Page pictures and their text

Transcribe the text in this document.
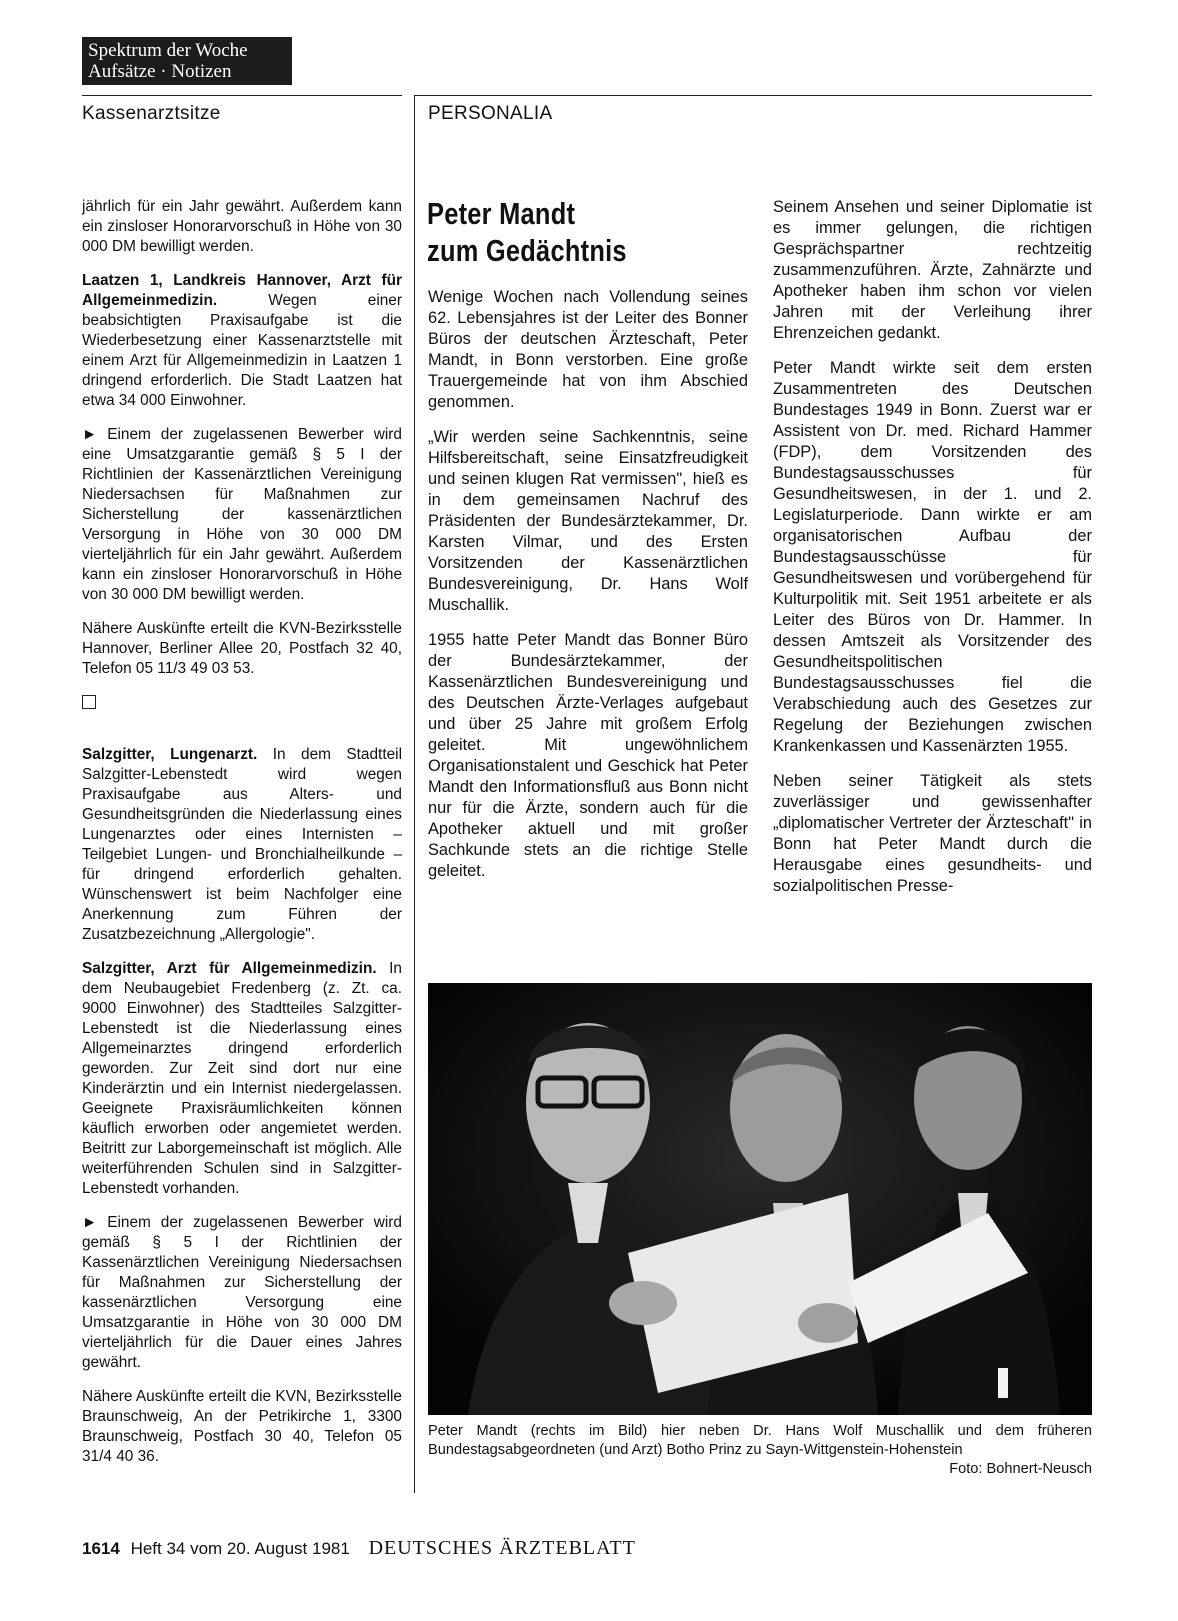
Spektrum der Woche
Aufsätze · Notizen
Kassenarztsitze	PERSONALIA

jährlich für ein Jahr gewährt. Außerdem kann ein zinsloser Honorarvorschuß in Höhe von 30 000 DM bewilligt werden.

Laatzen 1, Landkreis Hannover, Arzt für Allgemeinmedizin. Wegen einer beabsichtigten Praxisaufgabe ist die Wiederbesetzung einer Kassenarztstelle mit einem Arzt für Allgemeinmedizin in Laatzen 1 dringend erforderlich. Die Stadt Laatzen hat etwa 34 000 Einwohner.

► Einem der zugelassenen Bewerber wird eine Umsatzgarantie gemäß § 5 I der Richtlinien der Kassenärztlichen Vereinigung Niedersachsen für Maßnahmen zur Sicherstellung der kassenärztlichen Versorgung in Höhe von 30 000 DM vierteljährlich für ein Jahr gewährt. Außerdem kann ein zinsloser Honorarvorschuß in Höhe von 30 000 DM bewilligt werden.

Nähere Auskünfte erteilt die KVN-Bezirksstelle Hannover, Berliner Allee 20, Postfach 32 40, Telefon 05 11/3 49 03 53.

Salzgitter, Lungenarzt. In dem Stadtteil Salzgitter-Lebenstedt wird wegen Praxisaufgabe aus Alters- und Gesundheitsgründen die Niederlassung eines Lungenarztes oder eines Internisten – Teilgebiet Lungen- und Bronchialheilkunde – für dringend erforderlich gehalten. Wünschenswert ist beim Nachfolger eine Anerkennung zum Führen der Zusatzbezeichnung „Allergologie".

Salzgitter, Arzt für Allgemeinmedizin. In dem Neubaugebiet Fredenberg (z. Zt. ca. 9000 Einwohner) des Stadtteiles Salzgitter-Lebenstedt ist die Niederlassung eines Allgemeinarztes dringend erforderlich geworden. Zur Zeit sind dort nur eine Kinderärztin und ein Internist niedergelassen. Geeignete Praxisräumlichkeiten können käuflich erworben oder angemietet werden. Beitritt zur Laborgemeinschaft ist möglich. Alle weiterführenden Schulen sind in Salzgitter-Lebenstedt vorhanden.

► Einem der zugelassenen Bewerber wird gemäß § 5 I der Richtlinien der Kassenärztlichen Vereinigung Niedersachsen für Maßnahmen zur Sicherstellung der kassenärztlichen Versorgung eine Umsatzgarantie in Höhe von 30 000 DM vierteljährlich für die Dauer eines Jahres gewährt.

Nähere Auskünfte erteilt die KVN, Bezirksstelle Braunschweig, An der Petrikirche 1, 3300 Braunschweig, Postfach 30 40, Telefon 05 31/4 40 36.

Peter Mandt
zum Gedächtnis

Wenige Wochen nach Vollendung seines 62. Lebensjahres ist der Leiter des Bonner Büros der deutschen Ärzteschaft, Peter Mandt, in Bonn verstorben. Eine große Trauergemeinde hat von ihm Abschied genommen.

„Wir werden seine Sachkenntnis, seine Hilfsbereitschaft, seine Einsatzfreudigkeit und seinen klugen Rat vermissen", hieß es in dem gemeinsamen Nachruf des Präsidenten der Bundesärztekammer, Dr. Karsten Vilmar, und des Ersten Vorsitzenden der Kassenärztlichen Bundesvereinigung, Dr. Hans Wolf Muschallik.

1955 hatte Peter Mandt das Bonner Büro der Bundesärztekammer, der Kassenärztlichen Bundesvereinigung und des Deutschen Ärzte-Verlages aufgebaut und über 25 Jahre mit großem Erfolg geleitet. Mit ungewöhnlichem Organisationstalent und Geschick hat Peter Mandt den Informationsfluß aus Bonn nicht nur für die Ärzte, sondern auch für die Apotheker aktuell und mit großer Sachkunde stets an die richtige Stelle geleitet.

Seinem Ansehen und seiner Diplomatie ist es immer gelungen, die richtigen Gesprächspartner rechtzeitig zusammenzuführen. Ärzte, Zahnärzte und Apotheker haben ihm schon vor vielen Jahren mit der Verleihung ihrer Ehrenzeichen gedankt.

Peter Mandt wirkte seit dem ersten Zusammentreten des Deutschen Bundestages 1949 in Bonn. Zuerst war er Assistent von Dr. med. Richard Hammer (FDP), dem Vorsitzenden des Bundestagsausschusses für Gesundheitswesen, in der 1. und 2. Legislaturperiode. Dann wirkte er am organisatorischen Aufbau der Bundestagsausschüsse für Gesundheitswesen und vorübergehend für Kulturpolitik mit. Seit 1951 arbeitete er als Leiter des Büros von Dr. Hammer. In dessen Amtszeit als Vorsitzender des Gesundheitspolitischen Bundestagsausschusses fiel die Verabschiedung auch des Gesetzes zur Regelung der Beziehungen zwischen Krankenkassen und Kassenärzten 1955.

Neben seiner Tätigkeit als stets zuverlässiger und gewissenhafter „diplomatischer Vertreter der Ärzteschaft" in Bonn hat Peter Mandt durch die Herausgabe eines gesundheits- und sozialpolitischen Presse-

Peter Mandt (rechts im Bild) hier neben Dr. Hans Wolf Muschallik und dem früheren Bundestagsabgeordneten (und Arzt) Botho Prinz zu Sayn-Wittgenstein-Hohenstein
Foto: Bohnert-Neusch
1614 Heft 34 vom 20. August 1981 DEUTSCHES ÄRZTEBLATT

### [The task]
Please find all lines of the entries that hold the string "Bezirksstelle" and copy them.

### [Solution to this problem]
Nähere Auskünfte erteilt die KVN-Bezirksstelle Hannover, Berliner Allee 20, Postfach 32 40, Telefon 05 11/3 49 03 53.
Nähere Auskünfte erteilt die KVN, Bezirksstelle Braunschweig, An der Petrikirche 1, 3300 Braunschweig, Postfach 30 40, Telefon 05 31/4 40 36.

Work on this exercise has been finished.